* [Exercise goal] Say only how many lines contain the word "Follow".

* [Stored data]
## BEGIN
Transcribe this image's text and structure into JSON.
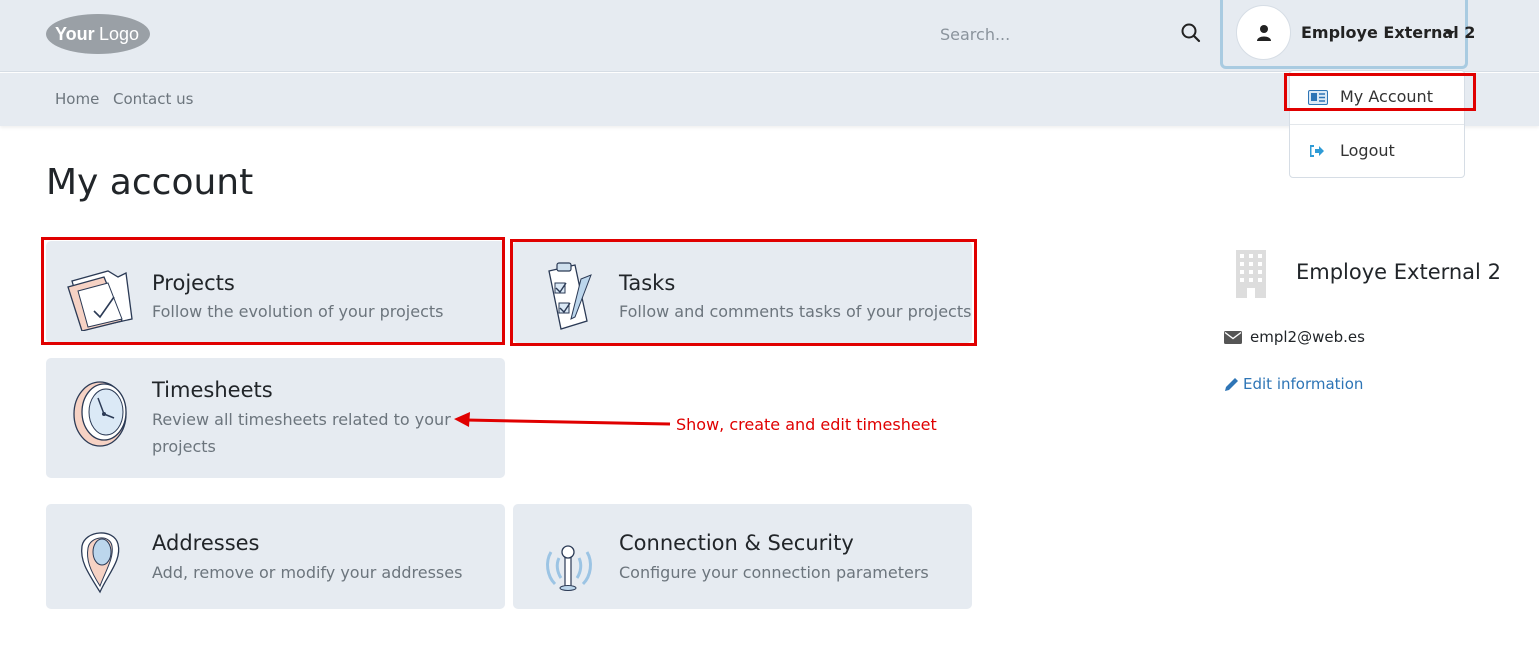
{
  "header": {
    "logo_text": "YourLogo",
    "search_placeholder": "Search...",
    "user_name": "Employe External 2"
  },
  "subnav": {
    "items": [
      "Home",
      "Contact us"
    ]
  },
  "dropdown": {
    "items": [
      {
        "label": "My Account",
        "icon": "id-card-icon"
      },
      {
        "label": "Logout",
        "icon": "sign-out-icon"
      }
    ]
  },
  "page": {
    "title": "My account"
  },
  "cards": [
    {
      "title": "Projects",
      "description": "Follow the evolution of your projects",
      "icon": "folder-check-icon"
    },
    {
      "title": "Tasks",
      "description": "Follow and comments tasks of your projects",
      "icon": "clipboard-check-icon"
    },
    {
      "title": "Timesheets",
      "description": "Review all timesheets related to your projects",
      "icon": "clock-icon"
    },
    {
      "title": "Addresses",
      "description": "Add, remove or modify your addresses",
      "icon": "map-pin-icon"
    },
    {
      "title": "Connection & Security",
      "description": "Configure your connection parameters",
      "icon": "antenna-icon"
    }
  ],
  "profile": {
    "name": "Employe External 2",
    "email": "empl2@web.es",
    "edit_label": "Edit information"
  },
  "annotation": {
    "text": "Show, create and edit timesheet"
  },
  "colors": {
    "highlight": "#e00000",
    "background": "#e6ebf1",
    "link": "#2e75b6"
  }
}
## END
* [Problem solution] 2